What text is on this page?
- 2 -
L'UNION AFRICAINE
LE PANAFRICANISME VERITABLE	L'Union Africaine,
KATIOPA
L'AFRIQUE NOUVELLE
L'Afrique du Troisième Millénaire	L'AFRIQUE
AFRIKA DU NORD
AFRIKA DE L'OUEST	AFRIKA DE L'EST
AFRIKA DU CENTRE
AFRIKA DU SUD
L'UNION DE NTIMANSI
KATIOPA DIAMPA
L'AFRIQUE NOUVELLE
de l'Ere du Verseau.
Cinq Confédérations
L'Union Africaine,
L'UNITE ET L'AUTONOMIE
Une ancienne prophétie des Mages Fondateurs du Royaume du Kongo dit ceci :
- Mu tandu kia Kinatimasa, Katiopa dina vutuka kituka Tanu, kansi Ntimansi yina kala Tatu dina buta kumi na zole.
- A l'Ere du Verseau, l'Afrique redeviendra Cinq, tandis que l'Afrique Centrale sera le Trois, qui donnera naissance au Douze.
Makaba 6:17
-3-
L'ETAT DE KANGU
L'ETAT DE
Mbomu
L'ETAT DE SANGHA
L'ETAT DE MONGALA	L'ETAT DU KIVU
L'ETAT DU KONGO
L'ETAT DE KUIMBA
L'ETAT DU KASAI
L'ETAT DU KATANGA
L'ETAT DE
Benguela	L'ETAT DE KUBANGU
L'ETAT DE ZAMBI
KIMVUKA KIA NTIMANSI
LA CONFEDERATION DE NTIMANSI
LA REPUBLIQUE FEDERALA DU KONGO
--------------------------------
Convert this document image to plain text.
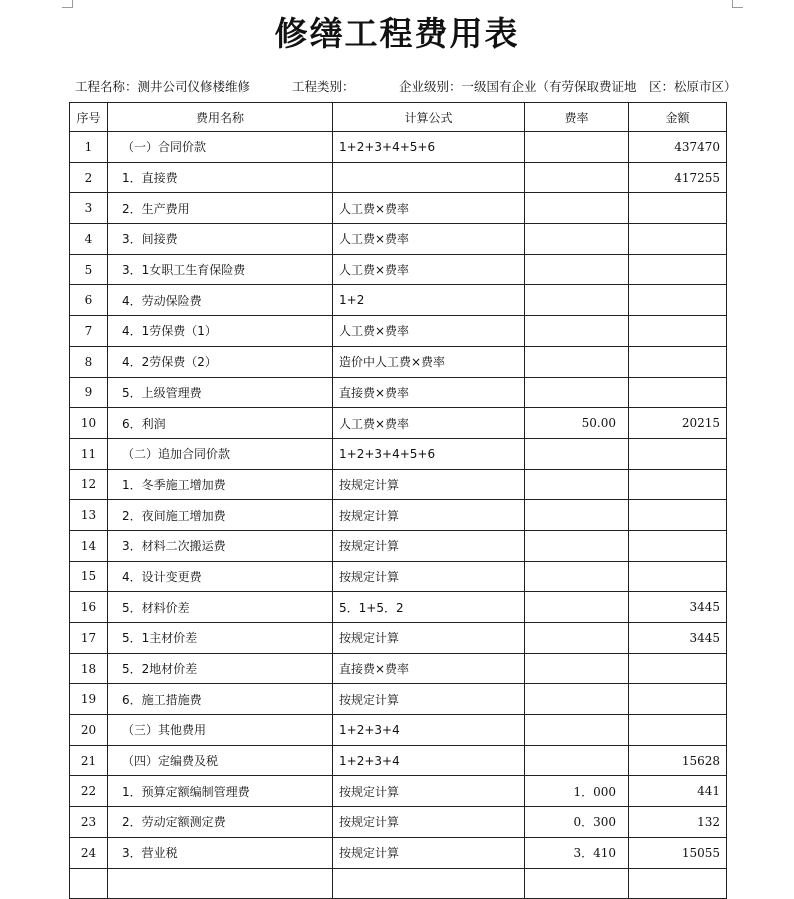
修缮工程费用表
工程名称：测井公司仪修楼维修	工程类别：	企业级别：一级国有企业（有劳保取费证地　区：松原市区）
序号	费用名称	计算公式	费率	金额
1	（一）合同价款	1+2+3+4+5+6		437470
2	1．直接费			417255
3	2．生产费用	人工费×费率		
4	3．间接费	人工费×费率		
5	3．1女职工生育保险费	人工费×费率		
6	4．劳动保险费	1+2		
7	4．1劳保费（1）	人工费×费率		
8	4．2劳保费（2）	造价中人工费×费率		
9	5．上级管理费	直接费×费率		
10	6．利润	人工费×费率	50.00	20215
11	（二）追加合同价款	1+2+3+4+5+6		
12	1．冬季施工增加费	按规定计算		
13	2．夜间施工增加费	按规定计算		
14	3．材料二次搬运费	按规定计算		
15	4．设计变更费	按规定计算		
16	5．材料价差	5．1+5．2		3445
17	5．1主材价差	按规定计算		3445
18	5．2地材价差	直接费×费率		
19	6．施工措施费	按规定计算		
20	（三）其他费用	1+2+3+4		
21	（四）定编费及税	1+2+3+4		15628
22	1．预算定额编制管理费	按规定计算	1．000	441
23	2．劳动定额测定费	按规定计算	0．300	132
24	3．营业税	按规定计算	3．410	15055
--------------------------------
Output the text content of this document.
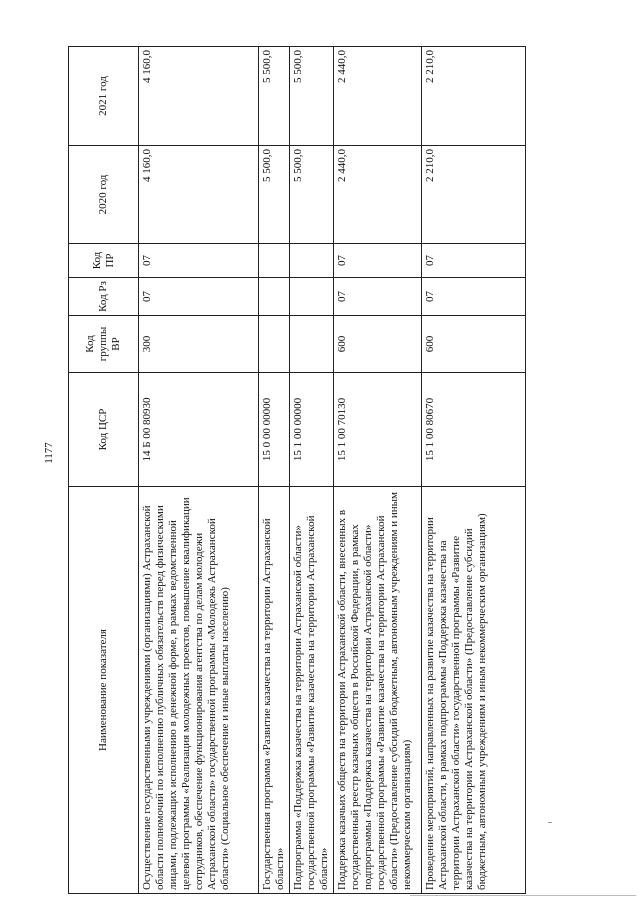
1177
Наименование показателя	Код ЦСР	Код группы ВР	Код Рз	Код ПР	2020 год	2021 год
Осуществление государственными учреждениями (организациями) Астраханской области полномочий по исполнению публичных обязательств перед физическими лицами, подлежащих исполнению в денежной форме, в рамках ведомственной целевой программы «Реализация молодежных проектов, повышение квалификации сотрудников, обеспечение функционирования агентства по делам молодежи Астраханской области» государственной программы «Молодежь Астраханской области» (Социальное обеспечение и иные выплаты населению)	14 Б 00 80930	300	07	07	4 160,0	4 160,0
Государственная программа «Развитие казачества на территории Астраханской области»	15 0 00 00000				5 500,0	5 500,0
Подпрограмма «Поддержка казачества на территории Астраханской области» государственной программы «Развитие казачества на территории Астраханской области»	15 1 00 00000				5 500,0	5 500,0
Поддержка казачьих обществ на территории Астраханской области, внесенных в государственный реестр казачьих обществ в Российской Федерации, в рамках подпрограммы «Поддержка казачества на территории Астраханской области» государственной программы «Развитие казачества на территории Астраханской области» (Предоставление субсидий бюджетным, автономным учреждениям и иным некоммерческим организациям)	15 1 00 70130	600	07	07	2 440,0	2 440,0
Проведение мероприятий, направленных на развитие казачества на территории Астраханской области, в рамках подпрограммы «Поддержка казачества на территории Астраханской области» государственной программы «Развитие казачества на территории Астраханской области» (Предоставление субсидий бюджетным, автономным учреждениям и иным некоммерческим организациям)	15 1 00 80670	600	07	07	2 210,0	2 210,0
--------------------------------
» **BRIEF**
Copy every line above in which the string "ETAT" shows up.

» **EXERCISE ANSWER**
L'ETAT DE KANGU
L'ETAT DE
L'ETAT DE SANGHA
L'ETAT DE MONGALA	L'ETAT DU KIVU
L'ETAT DU KONGO
L'ETAT DE KUIMBA
L'ETAT DU KASAI
L'ETAT DU KATANGA
L'ETAT DE
Benguela	L'ETAT DE KUBANGU
L'ETAT DE ZAMBI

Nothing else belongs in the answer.